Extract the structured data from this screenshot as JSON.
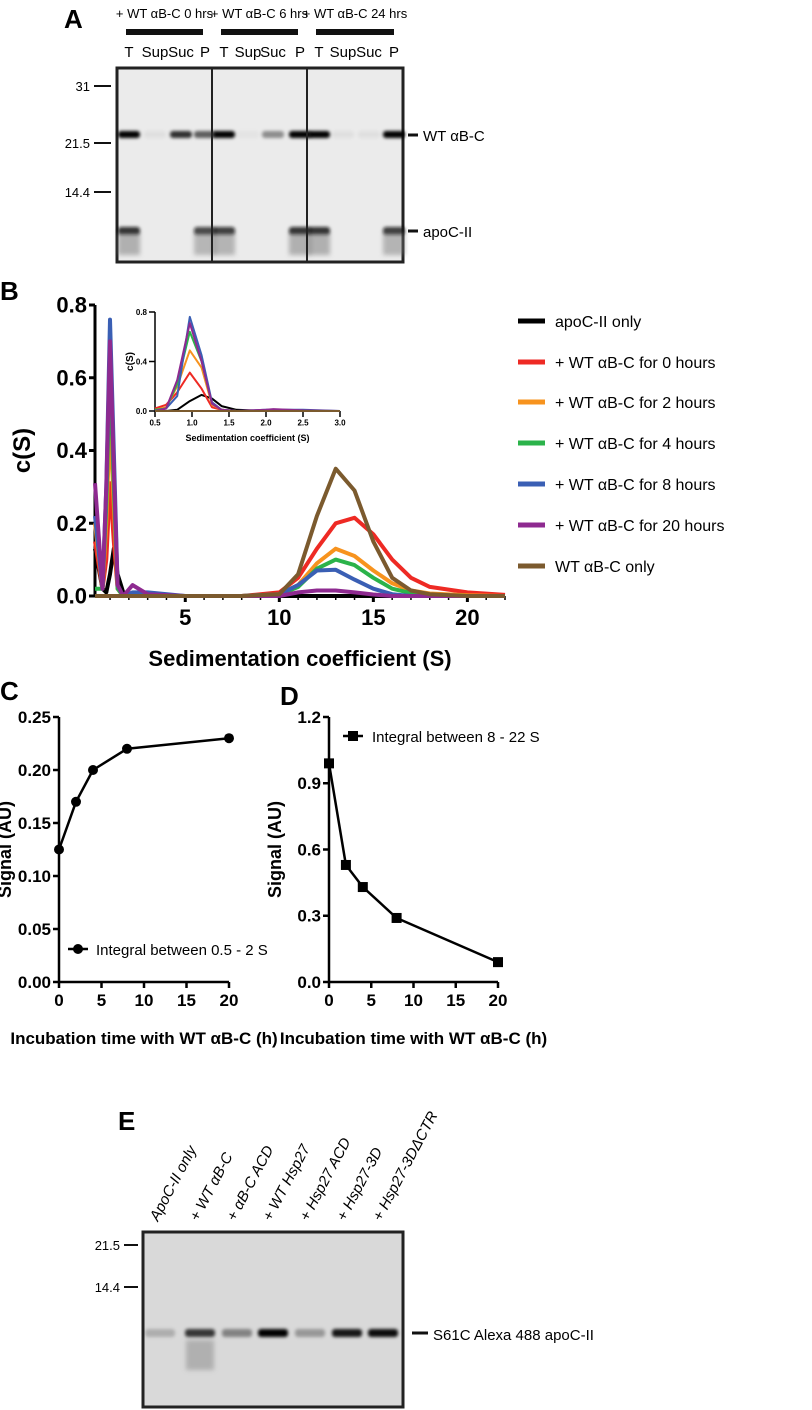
{
  "panels": {
    "a": "A",
    "b": "B",
    "c": "C",
    "d": "D",
    "e": "E"
  },
  "gel_a": {
    "groups": [
      "+ WT αB-C 0 hrs",
      "+ WT αB-C 6 hrs",
      "+ WT αB-C 24 hrs"
    ],
    "lanes": [
      "T",
      "Sup",
      "Suc",
      "P"
    ],
    "markers": [
      "31",
      "21.5",
      "14.4"
    ],
    "band_labels": [
      "WT αB-C",
      "apoC-II"
    ],
    "band_intensity": {
      "wt": [
        [
          1,
          0.05,
          0.8,
          0.6
        ],
        [
          1,
          0.03,
          0.4,
          1
        ],
        [
          1,
          0.05,
          0.05,
          1
        ]
      ],
      "apoc": [
        [
          0.85,
          0,
          0,
          0.75
        ],
        [
          0.8,
          0,
          0,
          0.85
        ],
        [
          0.85,
          0,
          0,
          0.8
        ]
      ]
    }
  },
  "gel_e": {
    "lanes": [
      "ApoC-II only",
      "+ WT αB-C",
      "+ αB-C ACD",
      "+ WT Hsp27",
      "+ Hsp27 ACD",
      "+ Hsp27-3D",
      "+ Hsp27-3DΔCTR"
    ],
    "markers": [
      "21.5",
      "14.4"
    ],
    "band_label": "S61C Alexa 488 apoC-II",
    "band_intensity": [
      0.2,
      0.75,
      0.4,
      1,
      0.3,
      0.9,
      0.95
    ]
  },
  "chart_data": [
    {
      "id": "B",
      "type": "line",
      "xlabel": "Sedimentation coefficient (S)",
      "ylabel": "c(S)",
      "xlim": [
        0.2,
        22
      ],
      "ylim": [
        0,
        0.8
      ],
      "xticks": [
        "5",
        "10",
        "15",
        "20"
      ],
      "xtick_values": [
        5,
        10,
        15,
        20
      ],
      "yticks": [
        "0.0",
        "0.2",
        "0.4",
        "0.6",
        "0.8"
      ],
      "ytick_values": [
        0,
        0.2,
        0.4,
        0.6,
        0.8
      ],
      "legend_position": "right",
      "x": [
        0.2,
        0.6,
        0.8,
        1.0,
        1.2,
        1.4,
        1.7,
        2.2,
        3,
        5,
        8,
        10,
        11,
        12,
        13,
        14,
        15,
        16,
        17,
        18,
        20,
        22
      ],
      "series": [
        {
          "name": "apoC-II only",
          "color": "#000000",
          "values": [
            0.13,
            0.02,
            0.01,
            0.06,
            0.13,
            0.06,
            0.01,
            0,
            0,
            0,
            0,
            0,
            0,
            0,
            0,
            0,
            0,
            0,
            0,
            0,
            0,
            0
          ]
        },
        {
          "name": "+ WT αB-C for 0 hours",
          "color": "#ee2a24",
          "values": [
            0.15,
            0.02,
            0.1,
            0.31,
            0.15,
            0.02,
            0,
            0,
            0,
            0,
            0,
            0.01,
            0.05,
            0.13,
            0.2,
            0.215,
            0.17,
            0.1,
            0.05,
            0.025,
            0.01,
            0.003
          ]
        },
        {
          "name": "+ WT αB-C for 2 hours",
          "color": "#f7931e",
          "values": [
            0.2,
            0.02,
            0.2,
            0.49,
            0.25,
            0.02,
            0,
            0,
            0,
            0,
            0,
            0.005,
            0.03,
            0.09,
            0.13,
            0.11,
            0.07,
            0.035,
            0.015,
            0.007,
            0.002,
            0
          ]
        },
        {
          "name": "+ WT αB-C for 4 hours",
          "color": "#2bb34a",
          "values": [
            0.02,
            0.02,
            0.25,
            0.64,
            0.3,
            0.02,
            0,
            0,
            0,
            0,
            0,
            0.003,
            0.025,
            0.075,
            0.1,
            0.085,
            0.05,
            0.02,
            0.008,
            0.003,
            0,
            0
          ]
        },
        {
          "name": "+ WT αB-C for 8 hours",
          "color": "#3a5fb4",
          "values": [
            0.22,
            0.02,
            0.3,
            0.76,
            0.4,
            0.03,
            0,
            0.01,
            0.01,
            0,
            0,
            0.005,
            0.03,
            0.07,
            0.072,
            0.045,
            0.02,
            0.005,
            0,
            0,
            0,
            0
          ]
        },
        {
          "name": "+ WT αB-C for 20 hours",
          "color": "#8e2a90",
          "values": [
            0.31,
            0.02,
            0.3,
            0.7,
            0.35,
            0.03,
            0,
            0.03,
            0.005,
            0,
            0,
            0,
            0.01,
            0.015,
            0.015,
            0.01,
            0.004,
            0,
            0,
            0,
            0,
            0
          ]
        },
        {
          "name": "WT αB-C only",
          "color": "#7b5a2e",
          "values": [
            0,
            0,
            0,
            0,
            0,
            0,
            0,
            0,
            0,
            0,
            0,
            0.005,
            0.06,
            0.22,
            0.35,
            0.29,
            0.15,
            0.05,
            0.015,
            0.005,
            0,
            0
          ]
        }
      ]
    },
    {
      "id": "B-inset",
      "type": "line",
      "xlabel": "Sedimentation coefficient (S)",
      "ylabel": "c(S)",
      "xlim": [
        0.5,
        3.0
      ],
      "ylim": [
        0,
        0.8
      ],
      "xticks": [
        "0.5",
        "1.0",
        "1.5",
        "2.0",
        "2.5",
        "3.0"
      ],
      "xtick_values": [
        0.5,
        1.0,
        1.5,
        2.0,
        2.5,
        3.0
      ],
      "yticks": [
        "0.0",
        "0.4",
        "0.8"
      ],
      "ytick_values": [
        0,
        0.4,
        0.8
      ],
      "x": [
        0.5,
        0.65,
        0.8,
        0.97,
        1.13,
        1.27,
        1.4,
        1.6,
        2.0,
        2.1,
        2.5,
        3.0
      ],
      "series": [
        {
          "name": "apoC-II only",
          "color": "#000000",
          "values": [
            0,
            0,
            0.01,
            0.08,
            0.13,
            0.1,
            0.04,
            0.01,
            0,
            0,
            0,
            0
          ]
        },
        {
          "name": "+ WT αB-C for 0 hours",
          "color": "#ee2a24",
          "values": [
            0.02,
            0.05,
            0.15,
            0.31,
            0.18,
            0.03,
            0.01,
            0,
            0,
            0,
            0,
            0
          ]
        },
        {
          "name": "+ WT αB-C for 2 hours",
          "color": "#f7931e",
          "values": [
            0.01,
            0.03,
            0.2,
            0.49,
            0.35,
            0.05,
            0.01,
            0,
            0,
            0,
            0,
            0
          ]
        },
        {
          "name": "+ WT αB-C for 4 hours",
          "color": "#2bb34a",
          "values": [
            0.01,
            0.02,
            0.22,
            0.64,
            0.4,
            0.06,
            0.01,
            0,
            0,
            0,
            0,
            0
          ]
        },
        {
          "name": "+ WT αB-C for 8 hours",
          "color": "#3a5fb4",
          "values": [
            0,
            0.02,
            0.12,
            0.76,
            0.45,
            0.07,
            0.01,
            0,
            0.01,
            0.01,
            0.01,
            0
          ]
        },
        {
          "name": "+ WT αB-C for 20 hours",
          "color": "#8e2a90",
          "values": [
            0,
            0.02,
            0.25,
            0.71,
            0.4,
            0.06,
            0.01,
            0,
            0.01,
            0.015,
            0.005,
            0
          ]
        },
        {
          "name": "WT αB-C only",
          "color": "#7b5a2e",
          "values": [
            0,
            0,
            0,
            0,
            0,
            0,
            0,
            0,
            0,
            0,
            0,
            0
          ]
        }
      ]
    },
    {
      "id": "C",
      "type": "line",
      "xlabel": "Incubation time with WT αB-C (h)",
      "ylabel": "Signal (AU)",
      "xlim": [
        0,
        20
      ],
      "ylim": [
        0,
        0.25
      ],
      "xticks": [
        "0",
        "5",
        "10",
        "15",
        "20"
      ],
      "xtick_values": [
        0,
        5,
        10,
        15,
        20
      ],
      "yticks": [
        "0.00",
        "0.05",
        "0.10",
        "0.15",
        "0.20",
        "0.25"
      ],
      "ytick_values": [
        0,
        0.05,
        0.1,
        0.15,
        0.2,
        0.25
      ],
      "legend_position": "bottom-left",
      "marker": "circle",
      "series": [
        {
          "name": "Integral between 0.5 - 2 S",
          "x": [
            0,
            2,
            4,
            8,
            20
          ],
          "values": [
            0.125,
            0.17,
            0.2,
            0.22,
            0.23
          ]
        }
      ]
    },
    {
      "id": "D",
      "type": "line",
      "xlabel": "Incubation time with WT αB-C (h)",
      "ylabel": "Signal (AU)",
      "xlim": [
        0,
        20
      ],
      "ylim": [
        0,
        1.2
      ],
      "xticks": [
        "0",
        "5",
        "10",
        "15",
        "20"
      ],
      "xtick_values": [
        0,
        5,
        10,
        15,
        20
      ],
      "yticks": [
        "0.0",
        "0.3",
        "0.6",
        "0.9",
        "1.2"
      ],
      "ytick_values": [
        0,
        0.3,
        0.6,
        0.9,
        1.2
      ],
      "legend_position": "top-left",
      "marker": "square",
      "series": [
        {
          "name": "Integral between 8 - 22 S",
          "x": [
            0,
            2,
            4,
            8,
            20
          ],
          "values": [
            0.99,
            0.53,
            0.43,
            0.29,
            0.09
          ]
        }
      ]
    }
  ]
}
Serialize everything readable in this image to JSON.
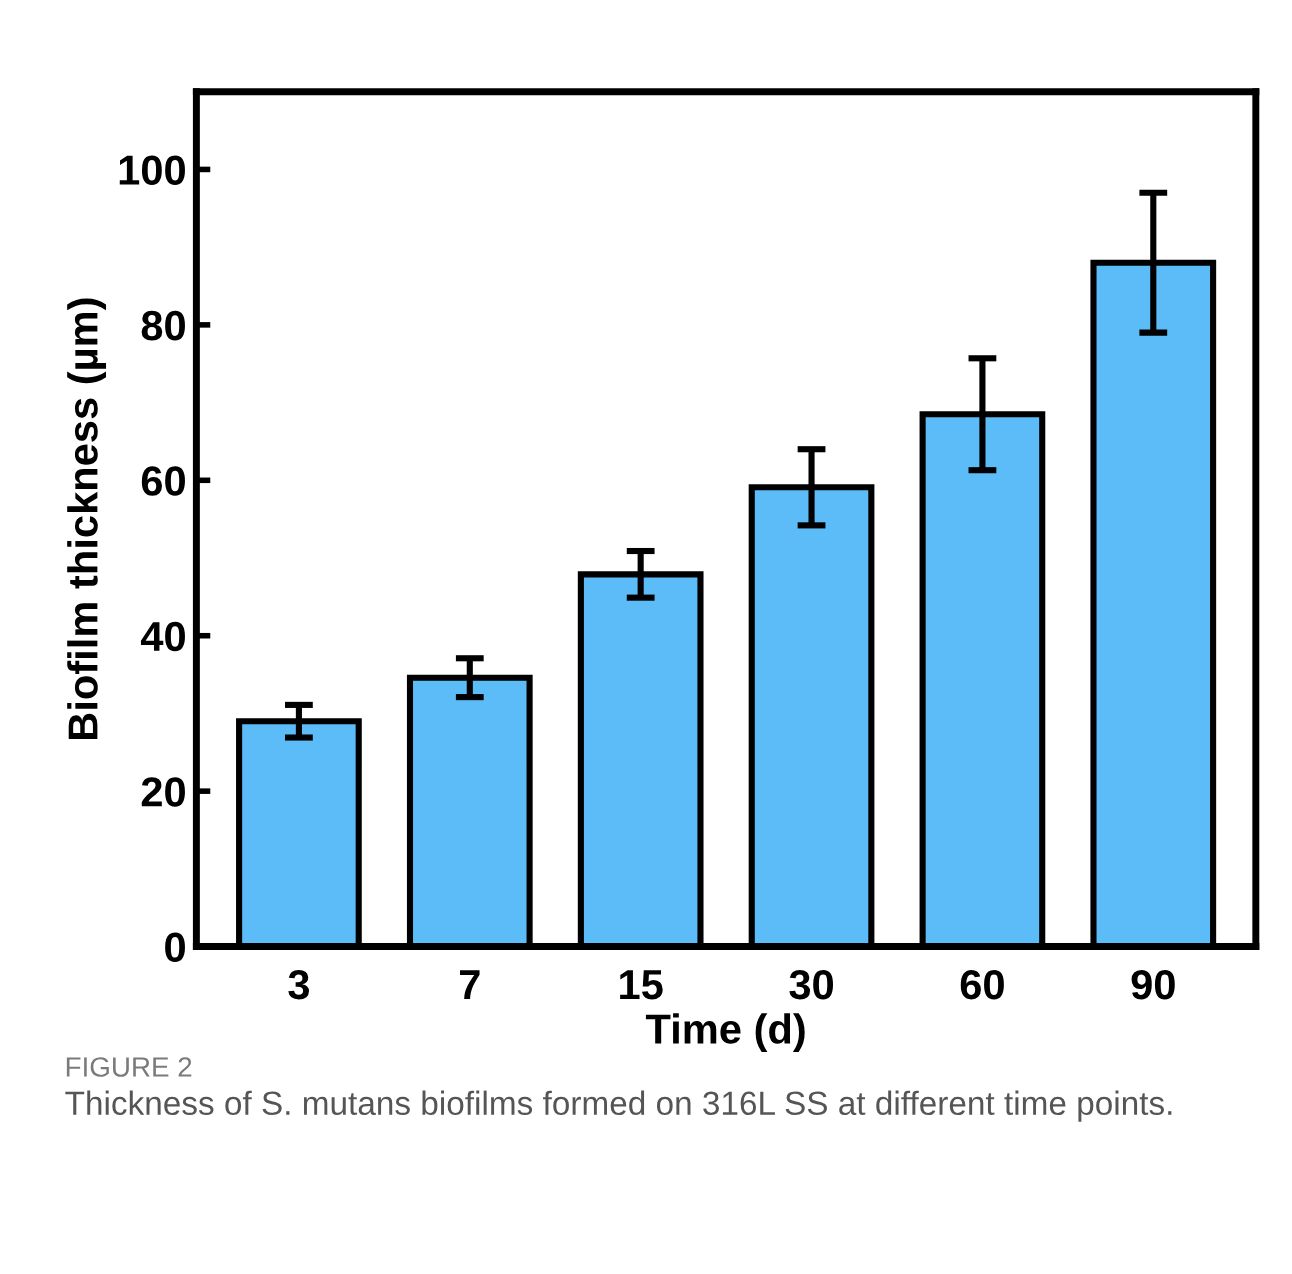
{
  "chart_data": {
    "type": "bar",
    "xlabel": "Time (d)",
    "ylabel": "Biofilm thickness (µm)",
    "categories": [
      "3",
      "7",
      "15",
      "30",
      "60",
      "90"
    ],
    "values": [
      29,
      34.6,
      47.9,
      59.1,
      68.5,
      88
    ],
    "errors": [
      2.1,
      2.5,
      3,
      4.9,
      7.2,
      9
    ],
    "color": "#5bbcf8",
    "ylim": [
      0,
      110
    ],
    "yticks": [
      0,
      20,
      40,
      60,
      80,
      100
    ],
    "grid": false,
    "annotations": [
      "FIGURE 2",
      "Thickness of S. mutans biofilms formed on 316L SS at different time points."
    ]
  }
}
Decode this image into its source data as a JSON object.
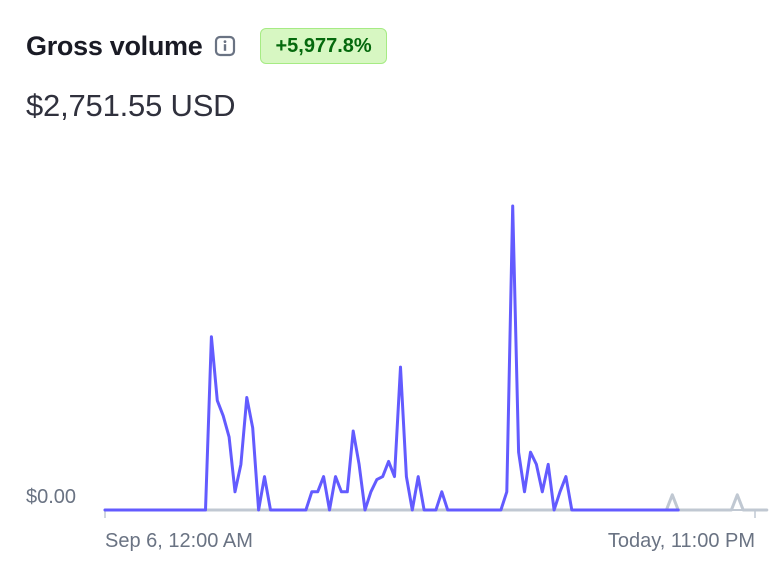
{
  "header": {
    "title": "Gross volume",
    "change_badge": "+5,977.8%"
  },
  "summary": {
    "amount": "$2,751.55 USD"
  },
  "colors": {
    "current_series": "#635bff",
    "comparison_series": "#c0c8d2",
    "badge_bg": "#d7f7c2",
    "badge_text": "#05690d"
  },
  "chart_data": {
    "type": "line",
    "xlabel": "",
    "ylabel": "",
    "x_tick_labels": [
      "Sep 6, 12:00 AM",
      "Today, 11:00 PM"
    ],
    "y_tick_labels": [
      "$0.00"
    ],
    "ylim": [
      0,
      100
    ],
    "grid": false,
    "series": [
      {
        "role": "current",
        "values": [
          0,
          0,
          0,
          0,
          0,
          0,
          0,
          0,
          0,
          0,
          0,
          0,
          0,
          0,
          0,
          0,
          0,
          0,
          57,
          36,
          31,
          24,
          6,
          15,
          37,
          27,
          0,
          11,
          0,
          0,
          0,
          0,
          0,
          0,
          0,
          6,
          6,
          11,
          0,
          11,
          6,
          6,
          26,
          15,
          0,
          6,
          10,
          11,
          16,
          11,
          47,
          11,
          0,
          11,
          0,
          0,
          0,
          6,
          0,
          0,
          0,
          0,
          0,
          0,
          0,
          0,
          0,
          0,
          6,
          100,
          19,
          6,
          19,
          15,
          6,
          15,
          0,
          6,
          11,
          0,
          0,
          0,
          0,
          0,
          0,
          0,
          0,
          0,
          0,
          0,
          0,
          0,
          0,
          0,
          0,
          0,
          0,
          0,
          0,
          0,
          0,
          0,
          0,
          0,
          0,
          0,
          0,
          0,
          0,
          0,
          0
        ]
      },
      {
        "role": "comparison",
        "values": [
          0,
          0,
          0,
          0,
          0,
          0,
          0,
          0,
          0,
          0,
          0,
          0,
          0,
          0,
          0,
          0,
          0,
          0,
          0,
          0,
          0,
          0,
          0,
          0,
          0,
          0,
          0,
          0,
          0,
          0,
          0,
          0,
          0,
          0,
          0,
          0,
          0,
          0,
          0,
          0,
          0,
          0,
          0,
          0,
          0,
          0,
          0,
          0,
          0,
          0,
          0,
          0,
          0,
          0,
          0,
          0,
          0,
          0,
          0,
          0,
          0,
          0,
          0,
          0,
          0,
          0,
          0,
          0,
          0,
          0,
          0,
          0,
          0,
          0,
          0,
          0,
          0,
          0,
          0,
          0,
          0,
          0,
          0,
          0,
          0,
          0,
          0,
          0,
          0,
          0,
          0,
          0,
          0,
          0,
          0,
          0,
          5,
          0,
          0,
          0,
          0,
          0,
          0,
          0,
          0,
          0,
          0,
          5,
          0,
          0,
          0,
          0,
          0
        ]
      }
    ],
    "current_points_drawn": 98
  }
}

◇ ◇ ◇ ◇

Locate the word "left" in the records and collect each line it appears in.

» Result of this task
      "legend_position": "bottom-left",
      "legend_position": "top-left",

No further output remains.